### What needs to be done
Report only the number of lines that hold the word "decades".

Dataset items:
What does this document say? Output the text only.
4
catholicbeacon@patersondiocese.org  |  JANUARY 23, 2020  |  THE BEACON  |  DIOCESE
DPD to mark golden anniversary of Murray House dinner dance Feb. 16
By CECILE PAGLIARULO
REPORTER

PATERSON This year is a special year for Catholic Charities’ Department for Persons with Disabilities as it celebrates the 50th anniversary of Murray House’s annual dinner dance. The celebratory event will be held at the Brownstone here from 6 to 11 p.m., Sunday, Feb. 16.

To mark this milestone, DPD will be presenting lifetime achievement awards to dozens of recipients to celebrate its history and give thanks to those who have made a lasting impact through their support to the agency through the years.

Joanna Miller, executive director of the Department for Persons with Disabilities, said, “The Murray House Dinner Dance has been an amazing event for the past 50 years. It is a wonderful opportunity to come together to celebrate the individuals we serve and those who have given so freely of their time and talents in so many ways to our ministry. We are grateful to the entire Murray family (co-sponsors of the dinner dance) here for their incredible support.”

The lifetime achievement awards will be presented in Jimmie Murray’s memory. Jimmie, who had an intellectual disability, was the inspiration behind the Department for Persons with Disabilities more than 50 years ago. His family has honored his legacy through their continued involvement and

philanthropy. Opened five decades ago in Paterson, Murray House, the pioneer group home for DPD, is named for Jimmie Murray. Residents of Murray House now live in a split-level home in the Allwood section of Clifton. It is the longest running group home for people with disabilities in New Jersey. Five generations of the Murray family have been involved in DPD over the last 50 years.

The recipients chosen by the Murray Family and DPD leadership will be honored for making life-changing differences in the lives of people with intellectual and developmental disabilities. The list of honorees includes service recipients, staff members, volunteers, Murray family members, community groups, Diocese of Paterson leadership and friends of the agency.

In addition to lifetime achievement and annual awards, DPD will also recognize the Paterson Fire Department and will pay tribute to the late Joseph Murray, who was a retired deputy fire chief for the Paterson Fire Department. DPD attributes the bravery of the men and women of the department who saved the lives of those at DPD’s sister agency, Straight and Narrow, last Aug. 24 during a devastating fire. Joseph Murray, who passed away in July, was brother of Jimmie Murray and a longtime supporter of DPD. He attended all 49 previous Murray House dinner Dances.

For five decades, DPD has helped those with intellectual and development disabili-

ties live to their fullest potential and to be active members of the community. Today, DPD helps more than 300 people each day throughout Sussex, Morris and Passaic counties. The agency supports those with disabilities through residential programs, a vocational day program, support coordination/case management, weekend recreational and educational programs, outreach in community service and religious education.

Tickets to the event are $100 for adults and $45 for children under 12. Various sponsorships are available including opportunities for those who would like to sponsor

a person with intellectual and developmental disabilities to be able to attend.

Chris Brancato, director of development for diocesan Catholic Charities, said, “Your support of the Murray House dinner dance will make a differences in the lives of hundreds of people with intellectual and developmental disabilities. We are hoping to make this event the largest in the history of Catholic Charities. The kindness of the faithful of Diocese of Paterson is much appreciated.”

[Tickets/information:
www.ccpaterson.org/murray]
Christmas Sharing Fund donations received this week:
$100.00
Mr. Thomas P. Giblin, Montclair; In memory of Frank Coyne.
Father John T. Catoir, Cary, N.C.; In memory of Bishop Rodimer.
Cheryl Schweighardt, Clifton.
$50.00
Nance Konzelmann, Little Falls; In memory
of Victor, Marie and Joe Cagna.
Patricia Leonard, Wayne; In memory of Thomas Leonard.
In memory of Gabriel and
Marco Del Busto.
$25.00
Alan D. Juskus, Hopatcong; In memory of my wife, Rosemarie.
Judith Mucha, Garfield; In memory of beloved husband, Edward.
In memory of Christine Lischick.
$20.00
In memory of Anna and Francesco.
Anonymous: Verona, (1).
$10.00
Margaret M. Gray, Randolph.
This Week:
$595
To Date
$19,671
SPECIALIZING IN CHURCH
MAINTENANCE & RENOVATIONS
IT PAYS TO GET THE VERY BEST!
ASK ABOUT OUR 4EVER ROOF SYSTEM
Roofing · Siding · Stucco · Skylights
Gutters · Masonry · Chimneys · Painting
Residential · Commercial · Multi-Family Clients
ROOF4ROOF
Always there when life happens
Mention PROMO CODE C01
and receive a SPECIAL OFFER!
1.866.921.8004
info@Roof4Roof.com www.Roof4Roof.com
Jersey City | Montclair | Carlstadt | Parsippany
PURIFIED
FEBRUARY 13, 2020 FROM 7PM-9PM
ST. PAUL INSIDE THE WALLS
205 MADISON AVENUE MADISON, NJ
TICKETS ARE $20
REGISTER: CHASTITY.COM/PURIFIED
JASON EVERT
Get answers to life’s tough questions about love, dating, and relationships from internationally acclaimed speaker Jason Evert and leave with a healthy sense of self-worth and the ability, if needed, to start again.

### Written solution
2